** EXERCISE TASK **
Make a verbatim copy of the entries below; pictures stay out.

** Dataset excerpt **
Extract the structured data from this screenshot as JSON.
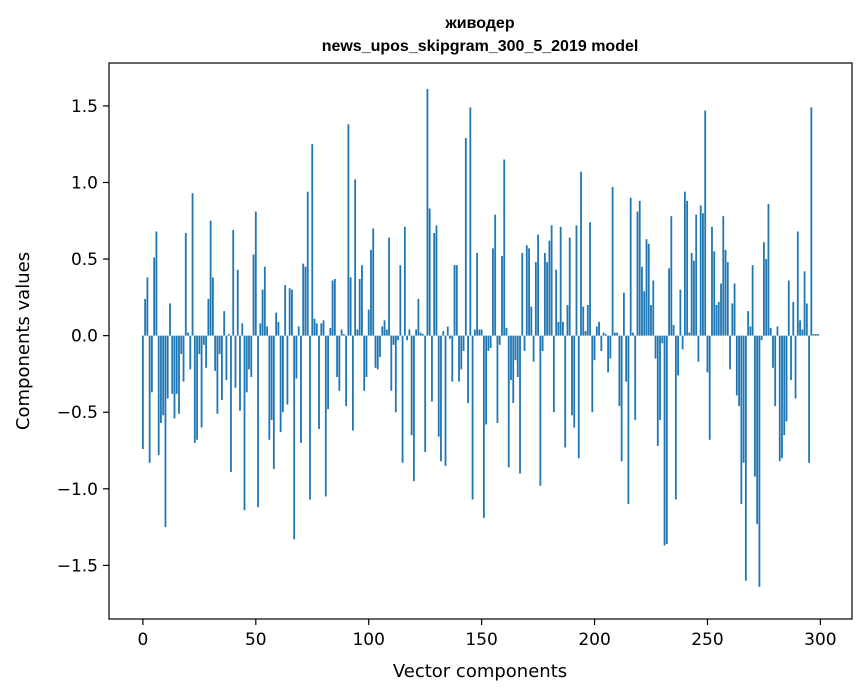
{
  "chart_data": {
    "type": "bar",
    "title_line1": "живодер",
    "title_line2": "news_upos_skipgram_300_5_2019 model",
    "xlabel": "Vector components",
    "ylabel": "Components values",
    "xlim": [
      -15,
      314
    ],
    "ylim": [
      -1.85,
      1.78
    ],
    "xticks": [
      0,
      50,
      100,
      150,
      200,
      250,
      300
    ],
    "xtick_labels": [
      "0",
      "50",
      "100",
      "150",
      "200",
      "250",
      "300"
    ],
    "yticks": [
      -1.5,
      -1.0,
      -0.5,
      0.0,
      0.5,
      1.0,
      1.5
    ],
    "ytick_labels": [
      "−1.5",
      "−1.0",
      "−0.5",
      "0.0",
      "0.5",
      "1.0",
      "1.5"
    ],
    "bar_color": "#1f77b4",
    "values": [
      -0.74,
      0.24,
      0.38,
      -0.83,
      -0.37,
      0.51,
      0.68,
      -0.78,
      -0.57,
      -0.52,
      -1.25,
      -0.41,
      0.21,
      -0.38,
      -0.54,
      -0.38,
      -0.51,
      -0.12,
      -0.3,
      0.67,
      0.02,
      -0.22,
      0.93,
      -0.7,
      -0.68,
      -0.12,
      -0.6,
      -0.06,
      -0.21,
      0.24,
      0.75,
      0.38,
      -0.23,
      -0.51,
      -0.12,
      -0.42,
      0.16,
      -0.29,
      0.01,
      -0.89,
      0.69,
      -0.34,
      0.43,
      -0.49,
      0.08,
      -1.14,
      -0.37,
      -0.22,
      -0.27,
      0.53,
      0.81,
      -1.12,
      0.08,
      0.3,
      0.45,
      0.06,
      -0.68,
      -0.55,
      -0.87,
      0.15,
      0.09,
      -0.63,
      -0.5,
      0.33,
      -0.45,
      0.31,
      0.3,
      -1.33,
      -0.28,
      0.06,
      -0.7,
      0.47,
      0.45,
      0.94,
      -1.07,
      1.25,
      0.11,
      0.08,
      -0.61,
      0.08,
      0.1,
      -1.05,
      -0.48,
      0.05,
      0.36,
      0.37,
      -0.27,
      -0.36,
      0.04,
      0.01,
      -0.46,
      1.38,
      0.38,
      -0.62,
      1.02,
      0.04,
      0.37,
      0.46,
      -0.36,
      -0.27,
      0.17,
      0.56,
      0.7,
      -0.21,
      -0.22,
      -0.14,
      0.06,
      0.1,
      0.04,
      0.64,
      -0.36,
      -0.06,
      -0.5,
      -0.03,
      0.46,
      -0.83,
      0.71,
      -0.03,
      0.04,
      -0.65,
      -0.95,
      0.04,
      0.24,
      0.02,
      0.01,
      -0.76,
      1.61,
      0.83,
      -0.43,
      0.67,
      0.72,
      -0.66,
      -0.82,
      0.03,
      -0.85,
      0.06,
      -0.02,
      -0.3,
      0.46,
      0.46,
      -0.3,
      -0.22,
      -0.1,
      1.29,
      -0.44,
      1.49,
      -1.07,
      0.04,
      0.54,
      0.04,
      0.04,
      -1.19,
      -0.58,
      -0.1,
      -0.08,
      0.57,
      0.79,
      -0.57,
      -0.06,
      0.52,
      1.15,
      0.05,
      -0.86,
      -0.29,
      -0.44,
      -0.16,
      -0.27,
      -0.9,
      0.54,
      -0.1,
      0.59,
      0.57,
      0.19,
      -0.17,
      0.48,
      0.66,
      -0.98,
      -0.1,
      0.54,
      0.48,
      0.62,
      0.72,
      -0.5,
      0.43,
      0.09,
      0.71,
      0.09,
      -0.73,
      0.2,
      0.64,
      -0.52,
      -0.6,
      0.72,
      -0.8,
      1.07,
      0.19,
      0.03,
      0.2,
      0.74,
      -0.5,
      -0.16,
      0.06,
      0.09,
      -0.1,
      0.02,
      0.01,
      -0.24,
      -0.15,
      0.97,
      0.02,
      0.02,
      -0.46,
      -0.82,
      0.28,
      -0.3,
      -1.1,
      0.9,
      0.02,
      -0.55,
      0.81,
      0.88,
      0.45,
      0.29,
      0.63,
      0.6,
      0.2,
      0.36,
      -0.15,
      -0.72,
      -0.55,
      -0.05,
      -1.37,
      -1.36,
      0.44,
      0.78,
      0.07,
      -1.07,
      -0.26,
      0.3,
      -0.09,
      0.94,
      0.88,
      0.02,
      0.54,
      0.49,
      0.79,
      -0.17,
      0.85,
      0.8,
      1.47,
      -0.24,
      -0.68,
      0.71,
      0.55,
      0.2,
      0.22,
      0.34,
      0.78,
      0.56,
      0.48,
      -0.22,
      0.21,
      0.34,
      -0.39,
      -0.46,
      -1.1,
      -0.83,
      -1.6,
      0.16,
      0.06,
      0.46,
      -0.92,
      -1.23,
      -1.64,
      -0.03,
      0.61,
      0.5,
      0.86,
      0.05,
      -0.21,
      -0.46,
      0.06,
      -0.82,
      -0.8,
      -0.65,
      -0.56,
      0.36,
      -0.29,
      0.22,
      -0.41,
      0.68,
      0.1,
      0.04,
      0.42,
      0.21,
      -0.83,
      1.49,
      0.01,
      0.01,
      0.01
    ]
  }
}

** OUTPUT OF THE TASK **
Extract the structured data from this screenshot as JSON.
{
  "chart_data": {
    "type": "bar",
    "title_line1": "живодер",
    "title_line2": "news_upos_skipgram_300_5_2019 model",
    "xlabel": "Vector components",
    "ylabel": "Components values",
    "xlim": [
      -15,
      314
    ],
    "ylim": [
      -1.85,
      1.78
    ],
    "xticks": [
      0,
      50,
      100,
      150,
      200,
      250,
      300
    ],
    "xtick_labels": [
      "0",
      "50",
      "100",
      "150",
      "200",
      "250",
      "300"
    ],
    "yticks": [
      -1.5,
      -1.0,
      -0.5,
      0.0,
      0.5,
      1.0,
      1.5
    ],
    "ytick_labels": [
      "−1.5",
      "−1.0",
      "−0.5",
      "0.0",
      "0.5",
      "1.0",
      "1.5"
    ],
    "bar_color": "#1f77b4",
    "values": [
      -0.74,
      0.24,
      0.38,
      -0.83,
      -0.37,
      0.51,
      0.68,
      -0.78,
      -0.57,
      -0.52,
      -1.25,
      -0.41,
      0.21,
      -0.38,
      -0.54,
      -0.38,
      -0.51,
      -0.12,
      -0.3,
      0.67,
      0.02,
      -0.22,
      0.93,
      -0.7,
      -0.68,
      -0.12,
      -0.6,
      -0.06,
      -0.21,
      0.24,
      0.75,
      0.38,
      -0.23,
      -0.51,
      -0.12,
      -0.42,
      0.16,
      -0.29,
      0.01,
      -0.89,
      0.69,
      -0.34,
      0.43,
      -0.49,
      0.08,
      -1.14,
      -0.37,
      -0.22,
      -0.27,
      0.53,
      0.81,
      -1.12,
      0.08,
      0.3,
      0.45,
      0.06,
      -0.68,
      -0.55,
      -0.87,
      0.15,
      0.09,
      -0.63,
      -0.5,
      0.33,
      -0.45,
      0.31,
      0.3,
      -1.33,
      -0.28,
      0.06,
      -0.7,
      0.47,
      0.45,
      0.94,
      -1.07,
      1.25,
      0.11,
      0.08,
      -0.61,
      0.08,
      0.1,
      -1.05,
      -0.48,
      0.05,
      0.36,
      0.37,
      -0.27,
      -0.36,
      0.04,
      0.01,
      -0.46,
      1.38,
      0.38,
      -0.62,
      1.02,
      0.04,
      0.37,
      0.46,
      -0.36,
      -0.27,
      0.17,
      0.56,
      0.7,
      -0.21,
      -0.22,
      -0.14,
      0.06,
      0.1,
      0.04,
      0.64,
      -0.36,
      -0.06,
      -0.5,
      -0.03,
      0.46,
      -0.83,
      0.71,
      -0.03,
      0.04,
      -0.65,
      -0.95,
      0.04,
      0.24,
      0.02,
      0.01,
      -0.76,
      1.61,
      0.83,
      -0.43,
      0.67,
      0.72,
      -0.66,
      -0.82,
      0.03,
      -0.85,
      0.06,
      -0.02,
      -0.3,
      0.46,
      0.46,
      -0.3,
      -0.22,
      -0.1,
      1.29,
      -0.44,
      1.49,
      -1.07,
      0.04,
      0.54,
      0.04,
      0.04,
      -1.19,
      -0.58,
      -0.1,
      -0.08,
      0.57,
      0.79,
      -0.57,
      -0.06,
      0.52,
      1.15,
      0.05,
      -0.86,
      -0.29,
      -0.44,
      -0.16,
      -0.27,
      -0.9,
      0.54,
      -0.1,
      0.59,
      0.57,
      0.19,
      -0.17,
      0.48,
      0.66,
      -0.98,
      -0.1,
      0.54,
      0.48,
      0.62,
      0.72,
      -0.5,
      0.43,
      0.09,
      0.71,
      0.09,
      -0.73,
      0.2,
      0.64,
      -0.52,
      -0.6,
      0.72,
      -0.8,
      1.07,
      0.19,
      0.03,
      0.2,
      0.74,
      -0.5,
      -0.16,
      0.06,
      0.09,
      -0.1,
      0.02,
      0.01,
      -0.24,
      -0.15,
      0.97,
      0.02,
      0.02,
      -0.46,
      -0.82,
      0.28,
      -0.3,
      -1.1,
      0.9,
      0.02,
      -0.55,
      0.81,
      0.88,
      0.45,
      0.29,
      0.63,
      0.6,
      0.2,
      0.36,
      -0.15,
      -0.72,
      -0.55,
      -0.05,
      -1.37,
      -1.36,
      0.44,
      0.78,
      0.07,
      -1.07,
      -0.26,
      0.3,
      -0.09,
      0.94,
      0.88,
      0.02,
      0.54,
      0.49,
      0.79,
      -0.17,
      0.85,
      0.8,
      1.47,
      -0.24,
      -0.68,
      0.71,
      0.55,
      0.2,
      0.22,
      0.34,
      0.78,
      0.56,
      0.48,
      -0.22,
      0.21,
      0.34,
      -0.39,
      -0.46,
      -1.1,
      -0.83,
      -1.6,
      0.16,
      0.06,
      0.46,
      -0.92,
      -1.23,
      -1.64,
      -0.03,
      0.61,
      0.5,
      0.86,
      0.05,
      -0.21,
      -0.46,
      0.06,
      -0.82,
      -0.8,
      -0.65,
      -0.56,
      0.36,
      -0.29,
      0.22,
      -0.41,
      0.68,
      0.1,
      0.04,
      0.42,
      0.21,
      -0.83,
      1.49,
      0.01,
      0.01,
      0.01
    ]
  }
}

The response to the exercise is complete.